WHAT IS BEING ASKED — Copy all lines of the listing that include the string "JSON".

EXTRACTED DATA —

:::

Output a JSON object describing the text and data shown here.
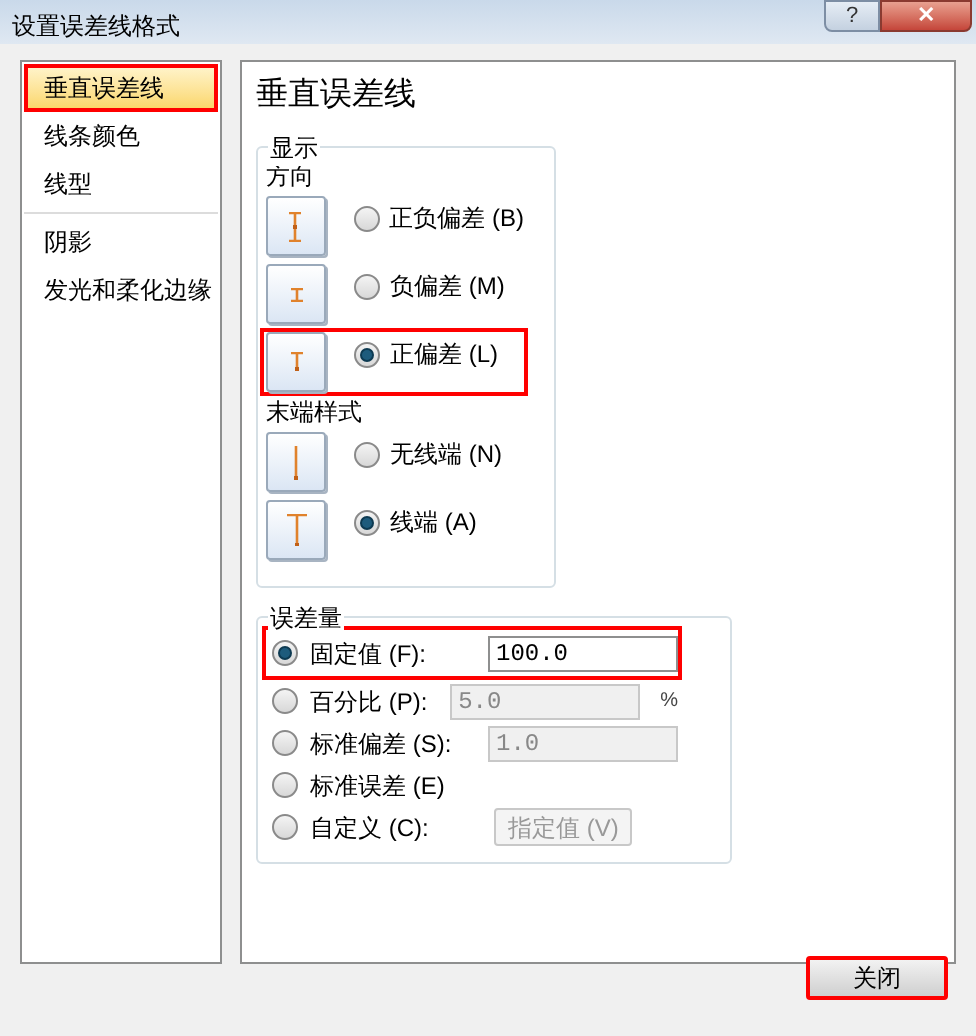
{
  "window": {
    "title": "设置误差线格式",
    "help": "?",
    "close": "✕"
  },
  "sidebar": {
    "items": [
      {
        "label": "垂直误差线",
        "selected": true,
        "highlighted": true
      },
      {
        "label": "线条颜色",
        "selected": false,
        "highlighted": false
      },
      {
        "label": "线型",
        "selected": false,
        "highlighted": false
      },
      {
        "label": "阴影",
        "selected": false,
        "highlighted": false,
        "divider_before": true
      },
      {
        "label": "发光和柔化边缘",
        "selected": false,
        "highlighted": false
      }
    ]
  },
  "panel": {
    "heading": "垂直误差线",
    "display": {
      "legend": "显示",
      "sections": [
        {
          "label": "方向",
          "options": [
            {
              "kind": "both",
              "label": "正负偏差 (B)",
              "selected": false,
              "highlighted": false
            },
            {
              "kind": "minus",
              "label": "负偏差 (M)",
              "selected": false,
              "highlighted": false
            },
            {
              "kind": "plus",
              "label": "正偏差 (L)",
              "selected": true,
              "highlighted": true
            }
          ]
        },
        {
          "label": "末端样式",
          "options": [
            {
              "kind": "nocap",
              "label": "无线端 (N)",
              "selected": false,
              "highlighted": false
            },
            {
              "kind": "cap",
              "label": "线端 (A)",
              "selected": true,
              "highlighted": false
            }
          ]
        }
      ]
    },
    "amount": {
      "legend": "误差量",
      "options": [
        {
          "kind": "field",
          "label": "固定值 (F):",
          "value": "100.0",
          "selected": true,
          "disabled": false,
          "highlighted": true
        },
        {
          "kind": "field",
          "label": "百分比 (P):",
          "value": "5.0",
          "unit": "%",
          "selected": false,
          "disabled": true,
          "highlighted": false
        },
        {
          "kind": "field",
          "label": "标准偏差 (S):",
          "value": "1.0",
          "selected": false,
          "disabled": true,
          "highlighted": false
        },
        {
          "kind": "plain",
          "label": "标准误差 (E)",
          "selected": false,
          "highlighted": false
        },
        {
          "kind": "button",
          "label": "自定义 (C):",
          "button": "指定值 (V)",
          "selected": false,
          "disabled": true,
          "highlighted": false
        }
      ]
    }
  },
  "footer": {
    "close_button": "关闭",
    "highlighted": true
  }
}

:::

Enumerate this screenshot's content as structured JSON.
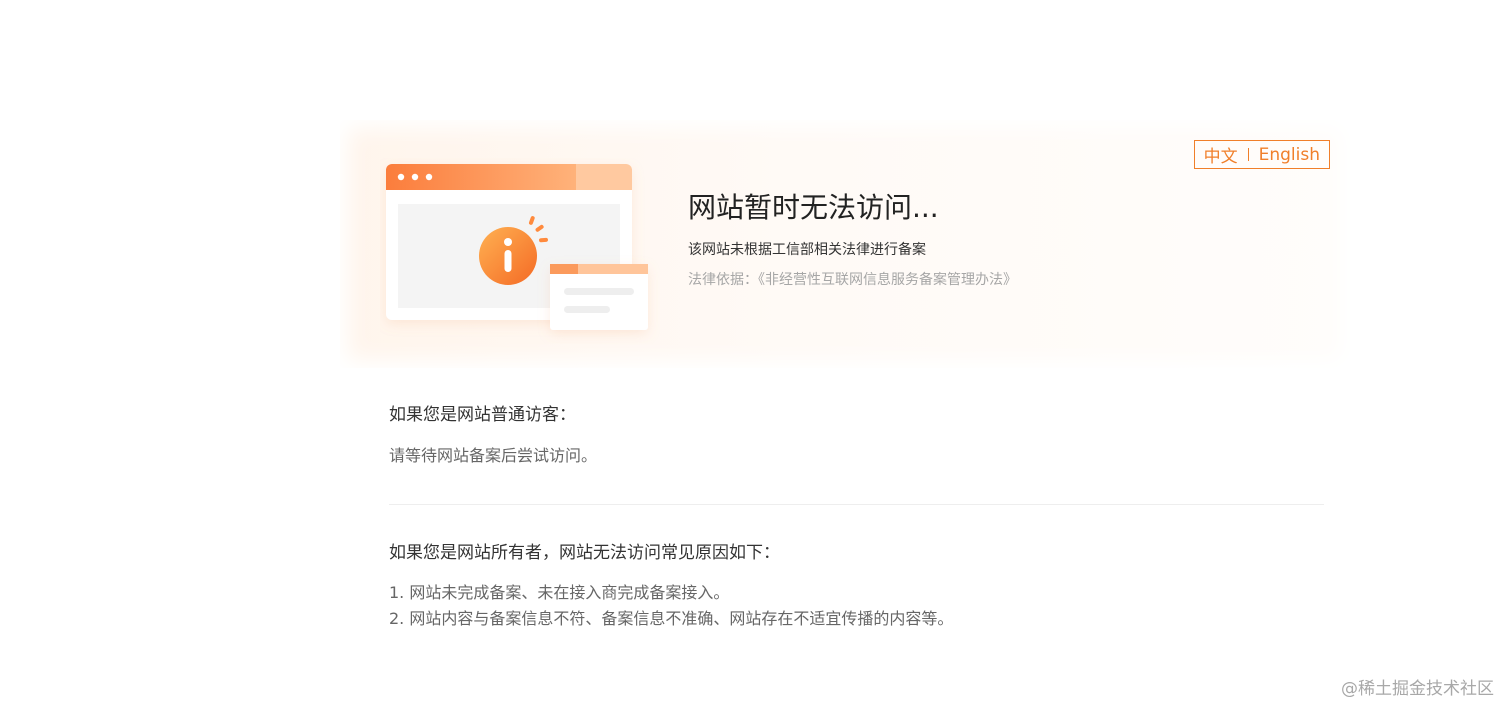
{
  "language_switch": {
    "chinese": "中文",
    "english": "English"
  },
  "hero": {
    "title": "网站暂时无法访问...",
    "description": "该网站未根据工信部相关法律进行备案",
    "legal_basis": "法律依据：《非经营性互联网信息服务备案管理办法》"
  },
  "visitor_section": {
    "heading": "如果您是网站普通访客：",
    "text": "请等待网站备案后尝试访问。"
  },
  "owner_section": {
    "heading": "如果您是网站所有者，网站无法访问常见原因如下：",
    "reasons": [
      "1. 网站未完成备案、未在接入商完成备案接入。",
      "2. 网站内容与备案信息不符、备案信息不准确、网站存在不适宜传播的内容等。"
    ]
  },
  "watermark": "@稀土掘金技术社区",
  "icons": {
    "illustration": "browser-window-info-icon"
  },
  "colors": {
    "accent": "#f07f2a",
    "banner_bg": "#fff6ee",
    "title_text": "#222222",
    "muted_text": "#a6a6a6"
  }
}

:::

ANSWER TO THIS EXERCISE —
Output a JSON object describing the text and data shown here.
Enumerate this screenshot's content as structured JSON.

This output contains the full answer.